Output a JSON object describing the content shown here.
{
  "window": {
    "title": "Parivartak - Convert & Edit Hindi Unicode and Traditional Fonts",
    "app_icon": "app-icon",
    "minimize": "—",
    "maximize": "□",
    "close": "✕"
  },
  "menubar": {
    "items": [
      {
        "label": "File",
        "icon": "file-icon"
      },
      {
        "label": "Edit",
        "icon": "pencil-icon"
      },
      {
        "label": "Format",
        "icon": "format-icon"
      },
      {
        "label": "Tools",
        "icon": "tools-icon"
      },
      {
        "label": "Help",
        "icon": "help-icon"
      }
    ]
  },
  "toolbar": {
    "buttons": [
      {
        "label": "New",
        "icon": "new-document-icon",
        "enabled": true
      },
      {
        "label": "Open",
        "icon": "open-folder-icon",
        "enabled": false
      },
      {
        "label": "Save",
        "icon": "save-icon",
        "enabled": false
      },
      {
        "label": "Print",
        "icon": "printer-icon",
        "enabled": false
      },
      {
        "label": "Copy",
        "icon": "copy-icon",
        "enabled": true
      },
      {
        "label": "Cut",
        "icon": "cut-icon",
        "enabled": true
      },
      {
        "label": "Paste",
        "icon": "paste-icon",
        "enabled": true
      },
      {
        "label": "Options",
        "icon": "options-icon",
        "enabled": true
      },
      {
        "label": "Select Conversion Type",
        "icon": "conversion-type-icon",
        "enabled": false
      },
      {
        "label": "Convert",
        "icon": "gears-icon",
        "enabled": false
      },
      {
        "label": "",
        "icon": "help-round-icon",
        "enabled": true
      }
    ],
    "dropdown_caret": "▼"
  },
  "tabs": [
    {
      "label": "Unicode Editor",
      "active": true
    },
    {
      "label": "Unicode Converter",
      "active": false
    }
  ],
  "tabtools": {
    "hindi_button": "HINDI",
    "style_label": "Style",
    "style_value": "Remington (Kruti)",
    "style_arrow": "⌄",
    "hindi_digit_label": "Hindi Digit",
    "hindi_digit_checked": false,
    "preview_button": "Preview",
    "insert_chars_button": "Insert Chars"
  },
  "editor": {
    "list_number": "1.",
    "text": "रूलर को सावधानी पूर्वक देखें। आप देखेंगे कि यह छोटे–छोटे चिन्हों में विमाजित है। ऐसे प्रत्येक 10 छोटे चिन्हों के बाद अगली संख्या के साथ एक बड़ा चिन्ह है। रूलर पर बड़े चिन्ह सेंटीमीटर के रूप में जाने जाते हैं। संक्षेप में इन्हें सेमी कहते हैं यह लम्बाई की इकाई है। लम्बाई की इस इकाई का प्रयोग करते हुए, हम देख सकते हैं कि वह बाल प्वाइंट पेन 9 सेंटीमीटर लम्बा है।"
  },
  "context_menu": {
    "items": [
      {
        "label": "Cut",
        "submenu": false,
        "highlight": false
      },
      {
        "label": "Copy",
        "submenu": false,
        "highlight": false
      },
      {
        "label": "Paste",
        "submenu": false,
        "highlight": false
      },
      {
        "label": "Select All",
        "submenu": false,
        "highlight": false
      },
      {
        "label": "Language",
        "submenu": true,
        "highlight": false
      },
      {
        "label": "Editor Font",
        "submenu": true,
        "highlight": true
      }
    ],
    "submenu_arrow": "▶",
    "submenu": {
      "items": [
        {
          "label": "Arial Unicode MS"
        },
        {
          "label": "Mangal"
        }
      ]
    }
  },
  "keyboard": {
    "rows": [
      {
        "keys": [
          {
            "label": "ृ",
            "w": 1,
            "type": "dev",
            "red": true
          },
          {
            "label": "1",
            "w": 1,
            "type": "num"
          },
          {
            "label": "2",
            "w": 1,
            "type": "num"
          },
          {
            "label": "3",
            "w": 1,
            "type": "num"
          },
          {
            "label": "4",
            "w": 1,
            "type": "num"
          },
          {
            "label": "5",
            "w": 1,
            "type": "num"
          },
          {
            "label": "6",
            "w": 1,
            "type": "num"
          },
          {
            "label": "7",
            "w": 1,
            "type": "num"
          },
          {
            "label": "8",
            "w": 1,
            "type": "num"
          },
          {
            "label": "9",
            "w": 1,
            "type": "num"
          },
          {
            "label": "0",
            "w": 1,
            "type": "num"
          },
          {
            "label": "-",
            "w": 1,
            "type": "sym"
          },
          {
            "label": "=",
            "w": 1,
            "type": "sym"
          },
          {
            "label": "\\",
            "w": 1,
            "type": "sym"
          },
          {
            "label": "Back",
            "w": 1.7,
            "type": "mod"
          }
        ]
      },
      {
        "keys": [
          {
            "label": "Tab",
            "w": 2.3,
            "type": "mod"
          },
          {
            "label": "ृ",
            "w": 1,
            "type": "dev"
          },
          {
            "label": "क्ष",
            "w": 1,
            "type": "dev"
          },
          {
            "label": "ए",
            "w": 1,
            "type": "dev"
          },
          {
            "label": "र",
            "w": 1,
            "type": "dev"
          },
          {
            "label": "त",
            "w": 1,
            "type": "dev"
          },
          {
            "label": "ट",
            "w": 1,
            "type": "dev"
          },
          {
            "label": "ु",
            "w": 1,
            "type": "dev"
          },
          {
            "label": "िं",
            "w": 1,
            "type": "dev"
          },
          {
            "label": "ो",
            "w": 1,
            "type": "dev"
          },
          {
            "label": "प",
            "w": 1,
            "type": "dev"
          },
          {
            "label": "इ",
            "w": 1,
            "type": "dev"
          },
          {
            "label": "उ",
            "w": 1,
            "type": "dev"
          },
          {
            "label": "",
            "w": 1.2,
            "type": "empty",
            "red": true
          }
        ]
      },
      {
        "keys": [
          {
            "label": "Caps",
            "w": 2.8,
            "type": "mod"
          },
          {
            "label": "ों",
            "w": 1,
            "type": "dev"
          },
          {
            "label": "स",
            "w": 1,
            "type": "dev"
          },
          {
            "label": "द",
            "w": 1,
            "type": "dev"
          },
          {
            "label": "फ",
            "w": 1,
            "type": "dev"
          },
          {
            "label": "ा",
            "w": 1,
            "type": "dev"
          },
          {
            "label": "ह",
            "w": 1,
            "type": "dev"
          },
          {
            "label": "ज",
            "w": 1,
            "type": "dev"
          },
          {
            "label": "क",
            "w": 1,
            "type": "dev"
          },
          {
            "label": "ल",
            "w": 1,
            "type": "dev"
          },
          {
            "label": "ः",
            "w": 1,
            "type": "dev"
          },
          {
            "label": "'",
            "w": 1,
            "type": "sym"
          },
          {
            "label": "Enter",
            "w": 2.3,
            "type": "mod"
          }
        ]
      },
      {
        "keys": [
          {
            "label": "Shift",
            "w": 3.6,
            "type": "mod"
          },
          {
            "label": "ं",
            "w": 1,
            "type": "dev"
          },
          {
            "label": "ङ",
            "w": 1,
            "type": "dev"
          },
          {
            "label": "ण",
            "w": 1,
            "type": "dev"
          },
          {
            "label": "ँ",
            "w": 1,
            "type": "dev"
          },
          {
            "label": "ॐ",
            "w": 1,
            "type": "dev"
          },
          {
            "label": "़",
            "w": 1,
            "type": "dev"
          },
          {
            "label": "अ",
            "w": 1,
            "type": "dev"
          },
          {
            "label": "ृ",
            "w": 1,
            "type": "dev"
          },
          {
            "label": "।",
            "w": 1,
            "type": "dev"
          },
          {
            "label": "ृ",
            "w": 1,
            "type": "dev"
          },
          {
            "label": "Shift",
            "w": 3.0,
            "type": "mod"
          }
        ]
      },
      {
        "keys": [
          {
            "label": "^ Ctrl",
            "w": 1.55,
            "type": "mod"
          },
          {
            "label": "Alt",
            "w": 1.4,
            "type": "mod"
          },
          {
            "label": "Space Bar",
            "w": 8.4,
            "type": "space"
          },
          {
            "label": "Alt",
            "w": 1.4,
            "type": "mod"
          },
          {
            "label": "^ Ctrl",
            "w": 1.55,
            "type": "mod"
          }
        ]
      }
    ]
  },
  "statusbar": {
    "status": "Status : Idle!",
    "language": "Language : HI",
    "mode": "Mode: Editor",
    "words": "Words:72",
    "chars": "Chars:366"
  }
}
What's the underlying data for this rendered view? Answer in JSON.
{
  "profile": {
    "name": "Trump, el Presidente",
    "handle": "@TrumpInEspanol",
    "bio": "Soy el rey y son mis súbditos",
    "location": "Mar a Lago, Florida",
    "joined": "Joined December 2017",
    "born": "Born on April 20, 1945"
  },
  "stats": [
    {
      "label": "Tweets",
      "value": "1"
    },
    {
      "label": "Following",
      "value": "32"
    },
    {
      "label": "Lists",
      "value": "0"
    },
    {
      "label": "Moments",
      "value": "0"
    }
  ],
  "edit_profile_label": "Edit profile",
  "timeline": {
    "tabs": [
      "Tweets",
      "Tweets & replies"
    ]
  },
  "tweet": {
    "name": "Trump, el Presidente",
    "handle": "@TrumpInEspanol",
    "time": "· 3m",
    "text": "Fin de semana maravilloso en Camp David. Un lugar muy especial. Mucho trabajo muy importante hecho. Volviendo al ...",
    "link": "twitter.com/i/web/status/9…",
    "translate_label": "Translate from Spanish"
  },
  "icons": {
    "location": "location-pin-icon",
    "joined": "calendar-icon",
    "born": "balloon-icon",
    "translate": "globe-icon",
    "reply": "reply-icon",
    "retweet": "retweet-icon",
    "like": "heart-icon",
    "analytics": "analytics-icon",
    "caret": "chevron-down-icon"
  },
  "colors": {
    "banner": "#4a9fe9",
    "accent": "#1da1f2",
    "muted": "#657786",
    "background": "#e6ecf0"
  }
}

——

> [Required work]
For each line of the listing that holds the word "location", show that line.

> [Reply to the exercise]
    "location": "Mar a Lago, Florida",
    "location": "location-pin-icon",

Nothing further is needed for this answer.